⟨

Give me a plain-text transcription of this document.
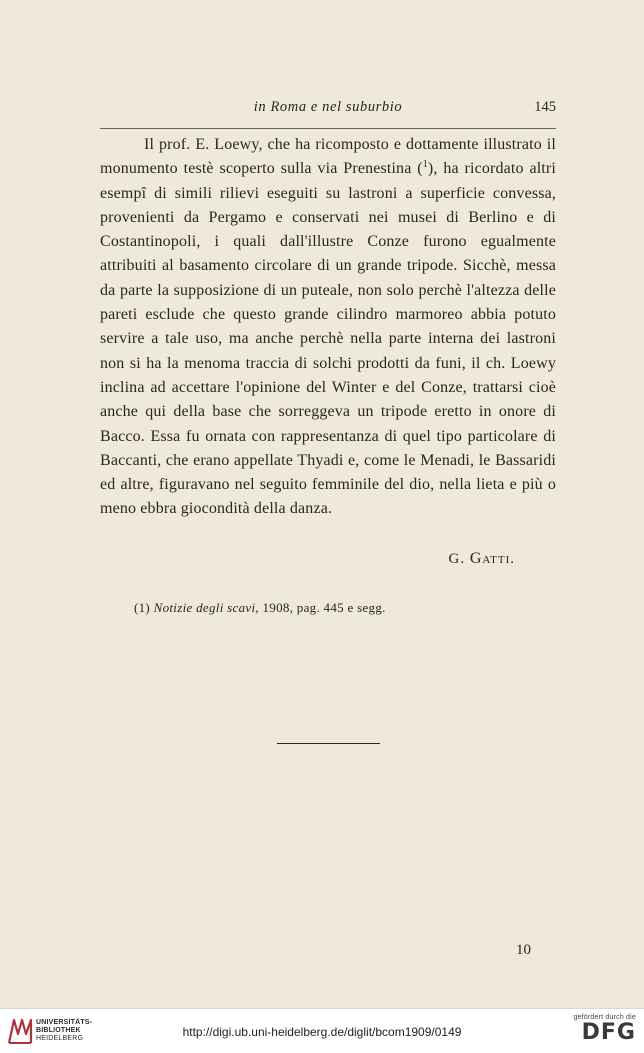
in Roma e nel suburbio	145

Il prof. E. Loewy, che ha ricomposto e dottamente illustrato il monumento testè scoperto sulla via Prenestina ($^1$), ha ricordato altri esempî di simili rilievi eseguiti su lastroni a superficie convessa, provenienti da Pergamo e conservati nei musei di Berlino e di Costantinopoli, i quali dall'illustre Conze furono egualmente attribuiti al basamento circolare di un grande tripode. Sicchè, messa da parte la supposizione di un puteale, non solo perchè l'altezza delle pareti esclude che questo grande cilindro marmoreo abbia potuto servire a tale uso, ma anche perchè nella parte interna dei lastroni non si ha la menoma traccia di solchi prodotti da funi, il ch. Loewy inclina ad accettare l'opinione del Winter e del Conze, trattarsi cioè anche qui della base che sorreggeva un tripode eretto in onore di Bacco. Essa fu ornata con rappresentanza di quel tipo particolare di Baccanti, che erano appellate Thyadi e, come le Menadi, le Bassaridi ed altre, figuravano nel seguito femminile del dio, nella lieta e più o meno ebbra giocondità della danza.

G. Gatti.
(1) Notizie degli scavi, 1908, pag. 445 e segg.
10
UNIVERSITÄTS-
BIBLIOTHEK
HEIDELBERG	http://digi.ub.uni-heidelberg.de/diglit/bcom1909/0149
gefördert durch die
DFG
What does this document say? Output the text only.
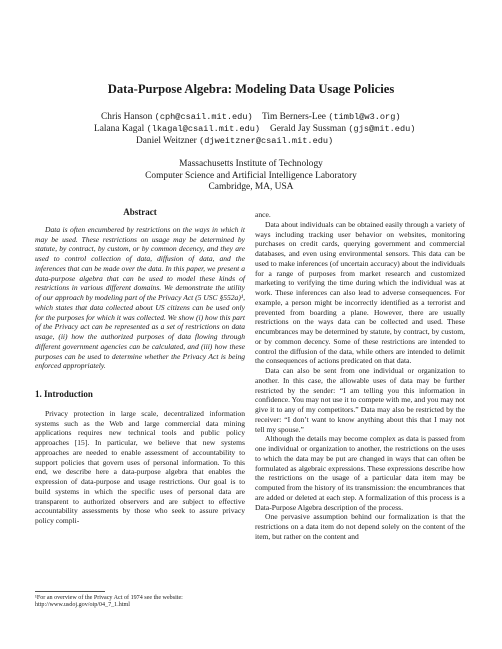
Data-Purpose Algebra: Modeling Data Usage Policies
Chris Hanson (cph@csail.mit.edu) Tim Berners-Lee (timbl@w3.org)
Lalana Kagal (lkagal@csail.mit.edu) Gerald Jay Sussman (gjs@mit.edu)
Daniel Weitzner (djweitzner@csail.mit.edu)
Massachusetts Institute of Technology
Computer Science and Artificial Intelligence Laboratory
Cambridge, MA, USA
Abstract

Data is often encumbered by restrictions on the ways in which it may be used. These restrictions on usage may be determined by statute, by contract, by custom, or by common decency, and they are used to control collection of data, diffusion of data, and the inferences that can be made over the data. In this paper, we present a data-purpose algebra that can be used to model these kinds of restrictions in various different domains. We demonstrate the utility of our approach by modeling part of the Privacy Act (5 USC §552a)¹, which states that data collected about US citizens can be used only for the purposes for which it was collected. We show (i) how this part of the Privacy act can be represented as a set of restrictions on data usage, (ii) how the authorized purposes of data flowing through different government agencies can be calculated, and (iii) how these purposes can be used to determine whether the Privacy Act is being enforced appropriately.

1. Introduction

Privacy protection in large scale, decentralized information systems such as the Web and large commercial data mining applications requires new technical tools and public policy approaches [15]. In particular, we believe that new systems approaches are needed to enable assessment of accountability to support policies that govern uses of personal information. To this end, we describe here a data-purpose algebra that enables the expression of data-purpose and usage restrictions. Our goal is to build systems in which the specific uses of personal data are transparent to authorized observers and are subject to effective accountability assessments by those who seek to assure privacy policy compli-

ance.

Data about individuals can be obtained easily through a variety of ways including tracking user behavior on websites, monitoring purchases on credit cards, querying government and commercial databases, and even using environmental sensors. This data can be used to make inferences (of uncertain accuracy) about the individuals for a range of purposes from market research and customized marketing to verifying the time during which the individual was at work. These inferences can also lead to adverse consequences. For example, a person might be incorrectly identified as a terrorist and prevented from boarding a plane. However, there are usually restrictions on the ways data can be collected and used. These encumbrances may be determined by statute, by contract, by custom, or by common decency. Some of these restrictions are intended to control the diffusion of the data, while others are intended to delimit the consequences of actions predicated on that data.

Data can also be sent from one individual or organization to another. In this case, the allowable uses of data may be further restricted by the sender: “I am telling you this information in confidence. You may not use it to compete with me, and you may not give it to any of my competitors.” Data may also be restricted by the receiver: “I don’t want to know anything about this that I may not tell my spouse.”

Although the details may become complex as data is passed from one individual or organization to another, the restrictions on the uses to which the data may be put are changed in ways that can often be formulated as algebraic expressions. These expressions describe how the restrictions on the usage of a particular data item may be computed from the history of its transmission: the encumbrances that are added or deleted at each step. A formalization of this process is a Data-Purpose Algebra description of the process.

One pervasive assumption behind our formalization is that the restrictions on a data item do not depend solely on the content of the item, but rather on the content and

¹For an overview of the Privacy Act of 1974 see the website: http://www.usdoj.gov/oip/04_7_1.html
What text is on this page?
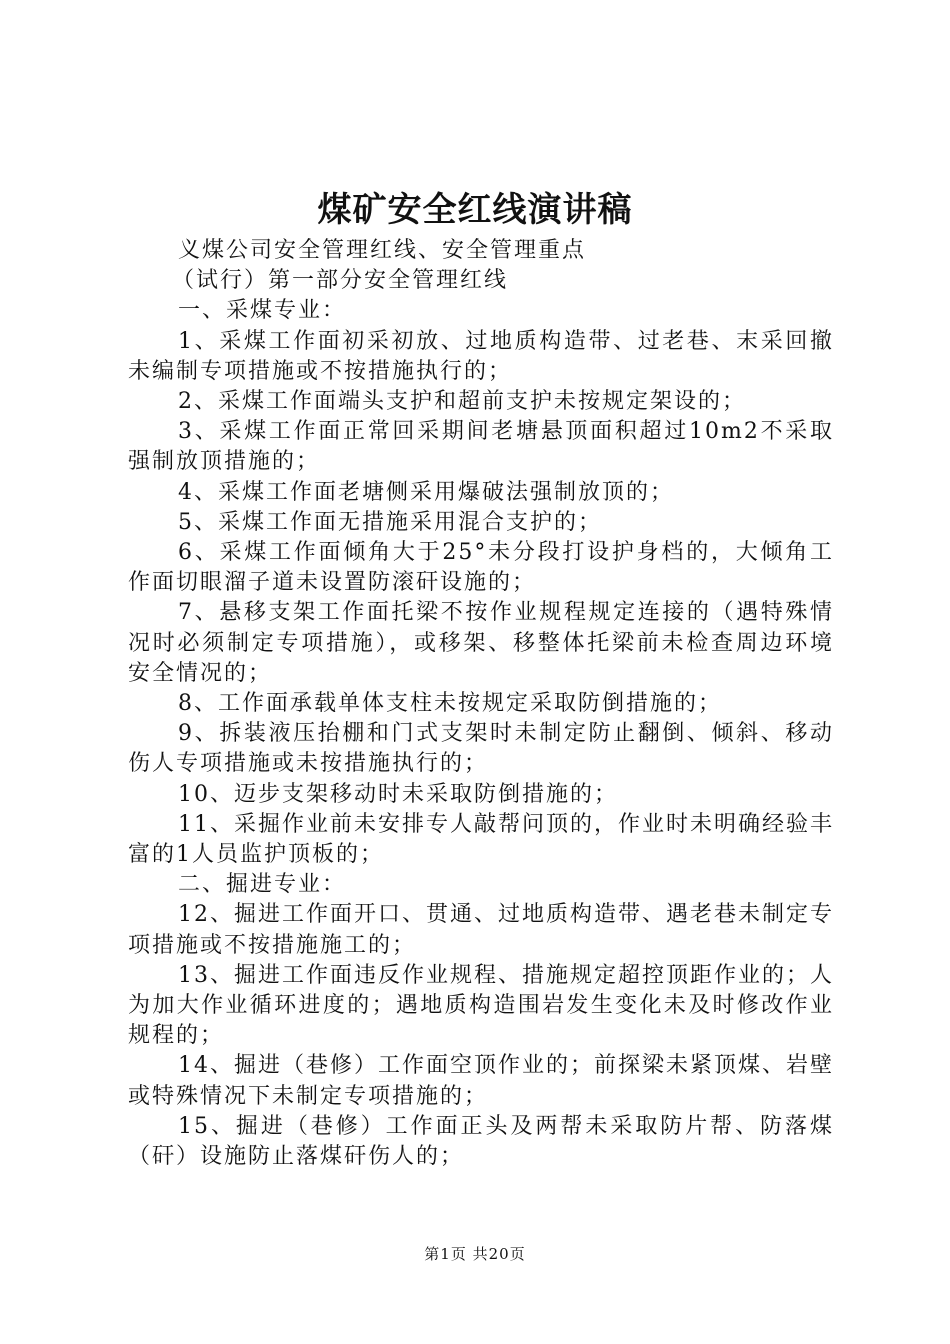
煤矿安全红线演讲稿

义煤公司安全管理红线、安全管理重点

（试行）第一部分安全管理红线

一、采煤专业：

1、采煤工作面初采初放、过地质构造带、过老巷、末采回撤未编制专项措施或不按措施执行的；

2、采煤工作面端头支护和超前支护未按规定架设的；

3、采煤工作面正常回采期间老塘悬顶面积超过10m2不采取强制放顶措施的；

4、采煤工作面老塘侧采用爆破法强制放顶的；

5、采煤工作面无措施采用混合支护的；

6、采煤工作面倾角大于25°未分段打设护身档的，大倾角工作面切眼溜子道未设置防滚矸设施的；

7、悬移支架工作面托梁不按作业规程规定连接的（遇特殊情况时必须制定专项措施），或移架、移整体托梁前未检查周边环境安全情况的；

8、工作面承载单体支柱未按规定采取防倒措施的；

9、拆装液压抬棚和门式支架时未制定防止翻倒、倾斜、移动伤人专项措施或未按措施执行的；

10、迈步支架移动时未采取防倒措施的；

11、采掘作业前未安排专人敲帮问顶的，作业时未明确经验丰富的1人员监护顶板的；

二、掘进专业：

12、掘进工作面开口、贯通、过地质构造带、遇老巷未制定专项措施或不按措施施工的；

13、掘进工作面违反作业规程、措施规定超控顶距作业的；人为加大作业循环进度的；遇地质构造围岩发生变化未及时修改作业规程的；

14、掘进（巷修）工作面空顶作业的；前探梁未紧顶煤、岩壁或特殊情况下未制定专项措施的；

15、掘进（巷修）工作面正头及两帮未采取防片帮、防落煤（矸）设施防止落煤矸伤人的；

第1页 共20页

⟩

__WHAT YOU HAVE TO DO__.
Keep the pictures out and write out the records exactly.

__FULL ANSWER__.
Give me a plain-text transcription of this document.
in Roma e nel suburbio	145

Il prof. E. Loewy, che ha ricomposto e dottamente illustrato il monumento testè scoperto sulla via Prenestina ($^1$), ha ricordato altri esempî di simili rilievi eseguiti su lastroni a superficie convessa, provenienti da Pergamo e conservati nei musei di Berlino e di Costantinopoli, i quali dall'illustre Conze furono egualmente attribuiti al basamento circolare di un grande tripode. Sicchè, messa da parte la supposizione di un puteale, non solo perchè l'altezza delle pareti esclude che questo grande cilindro marmoreo abbia potuto servire a tale uso, ma anche perchè nella parte interna dei lastroni non si ha la menoma traccia di solchi prodotti da funi, il ch. Loewy inclina ad accettare l'opinione del Winter e del Conze, trattarsi cioè anche qui della base che sorreggeva un tripode eretto in onore di Bacco. Essa fu ornata con rappresentanza di quel tipo particolare di Baccanti, che erano appellate Thyadi e, come le Menadi, le Bassaridi ed altre, figuravano nel seguito femminile del dio, nella lieta e più o meno ebbra giocondità della danza.

G. Gatti.
(1) Notizie degli scavi, 1908, pag. 445 e segg.
10
UNIVERSITÄTS-
BIBLIOTHEK
HEIDELBERG	http://digi.ub.uni-heidelberg.de/diglit/bcom1909/0149
gefördert durch die
DFG
What does this document say? Output the text only.
Data-Purpose Algebra: Modeling Data Usage Policies
Chris Hanson (cph@csail.mit.edu) Tim Berners-Lee (timbl@w3.org)
Lalana Kagal (lkagal@csail.mit.edu) Gerald Jay Sussman (gjs@mit.edu)
Daniel Weitzner (djweitzner@csail.mit.edu)
Massachusetts Institute of Technology
Computer Science and Artificial Intelligence Laboratory
Cambridge, MA, USA
Abstract

Data is often encumbered by restrictions on the ways in which it may be used. These restrictions on usage may be determined by statute, by contract, by custom, or by common decency, and they are used to control collection of data, diffusion of data, and the inferences that can be made over the data. In this paper, we present a data-purpose algebra that can be used to model these kinds of restrictions in various different domains. We demonstrate the utility of our approach by modeling part of the Privacy Act (5 USC §552a)¹, which states that data collected about US citizens can be used only for the purposes for which it was collected. We show (i) how this part of the Privacy act can be represented as a set of restrictions on data usage, (ii) how the authorized purposes of data flowing through different government agencies can be calculated, and (iii) how these purposes can be used to determine whether the Privacy Act is being enforced appropriately.

1. Introduction

Privacy protection in large scale, decentralized information systems such as the Web and large commercial data mining applications requires new technical tools and public policy approaches [15]. In particular, we believe that new systems approaches are needed to enable assessment of accountability to support policies that govern uses of personal information. To this end, we describe here a data-purpose algebra that enables the expression of data-purpose and usage restrictions. Our goal is to build systems in which the specific uses of personal data are transparent to authorized observers and are subject to effective accountability assessments by those who seek to assure privacy policy compli-

ance.

Data about individuals can be obtained easily through a variety of ways including tracking user behavior on websites, monitoring purchases on credit cards, querying government and commercial databases, and even using environmental sensors. This data can be used to make inferences (of uncertain accuracy) about the individuals for a range of purposes from market research and customized marketing to verifying the time during which the individual was at work. These inferences can also lead to adverse consequences. For example, a person might be incorrectly identified as a terrorist and prevented from boarding a plane. However, there are usually restrictions on the ways data can be collected and used. These encumbrances may be determined by statute, by contract, by custom, or by common decency. Some of these restrictions are intended to control the diffusion of the data, while others are intended to delimit the consequences of actions predicated on that data.

Data can also be sent from one individual or organization to another. In this case, the allowable uses of data may be further restricted by the sender: “I am telling you this information in confidence. You may not use it to compete with me, and you may not give it to any of my competitors.” Data may also be restricted by the receiver: “I don’t want to know anything about this that I may not tell my spouse.”

Although the details may become complex as data is passed from one individual or organization to another, the restrictions on the uses to which the data may be put are changed in ways that can often be formulated as algebraic expressions. These expressions describe how the restrictions on the usage of a particular data item may be computed from the history of its transmission: the encumbrances that are added or deleted at each step. A formalization of this process is a Data-Purpose Algebra description of the process.

One pervasive assumption behind our formalization is that the restrictions on a data item do not depend solely on the content of the item, but rather on the content and

¹For an overview of the Privacy Act of 1974 see the website: http://www.usdoj.gov/oip/04_7_1.html
What text is on this page?
煤矿安全红线演讲稿

义煤公司安全管理红线、安全管理重点

（试行）第一部分安全管理红线

一、采煤专业：

1、采煤工作面初采初放、过地质构造带、过老巷、末采回撤未编制专项措施或不按措施执行的；

2、采煤工作面端头支护和超前支护未按规定架设的；

3、采煤工作面正常回采期间老塘悬顶面积超过10m2不采取强制放顶措施的；

4、采煤工作面老塘侧采用爆破法强制放顶的；

5、采煤工作面无措施采用混合支护的；

6、采煤工作面倾角大于25°未分段打设护身档的，大倾角工作面切眼溜子道未设置防滚矸设施的；

7、悬移支架工作面托梁不按作业规程规定连接的（遇特殊情况时必须制定专项措施），或移架、移整体托梁前未检查周边环境安全情况的；

8、工作面承载单体支柱未按规定采取防倒措施的；

9、拆装液压抬棚和门式支架时未制定防止翻倒、倾斜、移动伤人专项措施或未按措施执行的；

10、迈步支架移动时未采取防倒措施的；

11、采掘作业前未安排专人敲帮问顶的，作业时未明确经验丰富的1人员监护顶板的；

二、掘进专业：

12、掘进工作面开口、贯通、过地质构造带、遇老巷未制定专项措施或不按措施施工的；

13、掘进工作面违反作业规程、措施规定超控顶距作业的；人为加大作业循环进度的；遇地质构造围岩发生变化未及时修改作业规程的；

14、掘进（巷修）工作面空顶作业的；前探梁未紧顶煤、岩壁或特殊情况下未制定专项措施的；

15、掘进（巷修）工作面正头及两帮未采取防片帮、防落煤（矸）设施防止落煤矸伤人的；

第1页 共20页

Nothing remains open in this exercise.